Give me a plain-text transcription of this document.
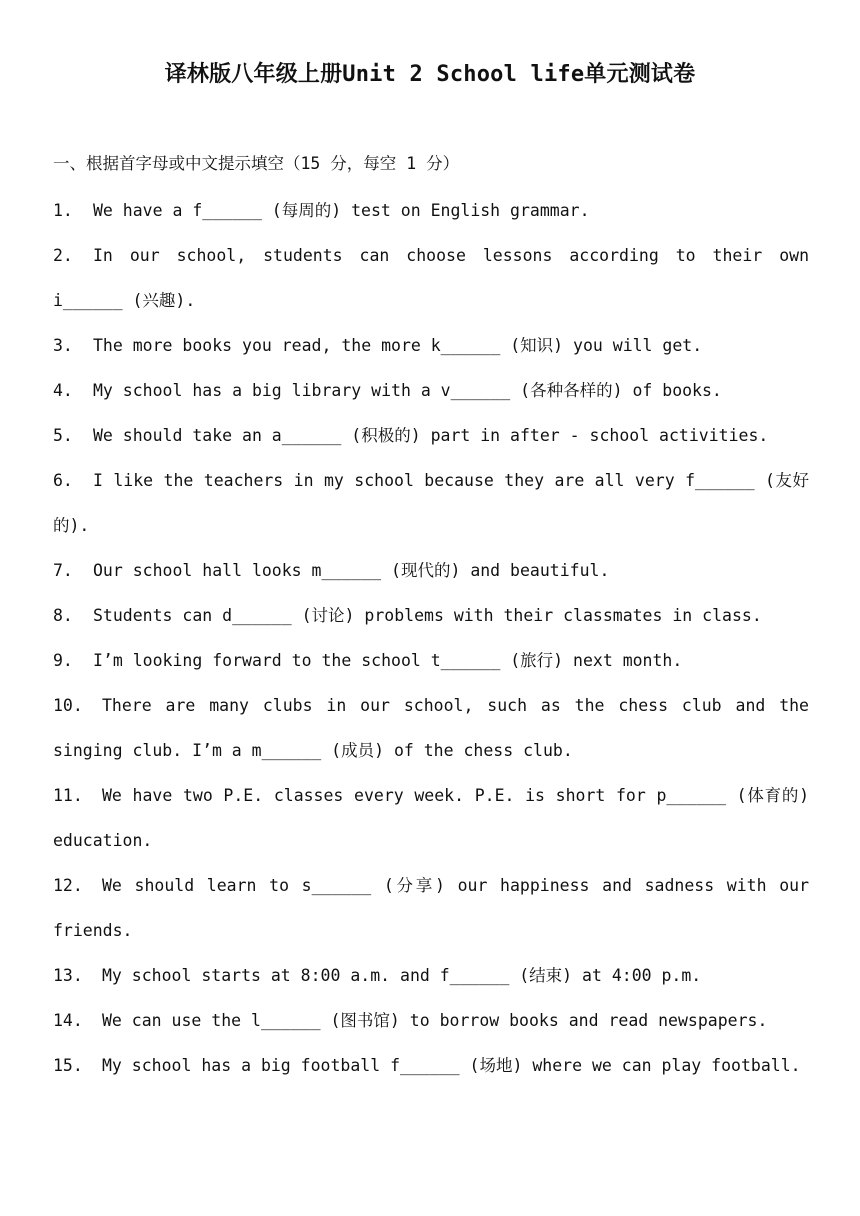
译林版八年级上册Unit 2 School life单元测试卷
一、根据首字母或中文提示填空（15 分，每空 1 分）
1. We have a f______ (每周的) test on English grammar.
2. In our school, students can choose lessons according to their own i______ (兴趣).
3. The more books you read, the more k______ (知识) you will get.
4. My school has a big library with a v______ (各种各样的) of books.
5. We should take an a______ (积极的) part in after - school activities.
6. I like the teachers in my school because they are all very f______ (友好的).
7. Our school hall looks m______ (现代的) and beautiful.
8. Students can d______ (讨论) problems with their classmates in class.
9. I’m looking forward to the school t______ (旅行) next month.
10. There are many clubs in our school, such as the chess club and the singing club. I’m a m______ (成员) of the chess club.
11. We have two P.E. classes every week. P.E. is short for p______ (体育的) education.
12. We should learn to s______ (分享) our happiness and sadness with our friends.
13. My school starts at 8:00 a.m. and f______ (结束) at 4:00 p.m.
14. We can use the l______ (图书馆) to borrow books and read newspapers.
15. My school has a big football f______ (场地) where we can play football.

— What to work on —
Transcribe all the records above word for word, without their images.

— Response —
Give me a plain-text transcription of this document.
译林版八年级上册Unit 2 School life单元测试卷
一、根据首字母或中文提示填空（15 分，每空 1 分）
1. We have a f______ (每周的) test on English grammar.
2. In our school, students can choose lessons according to their own i______ (兴趣).
3. The more books you read, the more k______ (知识) you will get.
4. My school has a big library with a v______ (各种各样的) of books.
5. We should take an a______ (积极的) part in after - school activities.
6. I like the teachers in my school because they are all very f______ (友好的).
7. Our school hall looks m______ (现代的) and beautiful.
8. Students can d______ (讨论) problems with their classmates in class.
9. I’m looking forward to the school t______ (旅行) next month.
10. There are many clubs in our school, such as the chess club and the singing club. I’m a m______ (成员) of the chess club.
11. We have two P.E. classes every week. P.E. is short for p______ (体育的) education.
12. We should learn to s______ (分享) our happiness and sadness with our friends.
13. My school starts at 8:00 a.m. and f______ (结束) at 4:00 p.m.
14. We can use the l______ (图书馆) to borrow books and read newspapers.
15. My school has a big football f______ (场地) where we can play football.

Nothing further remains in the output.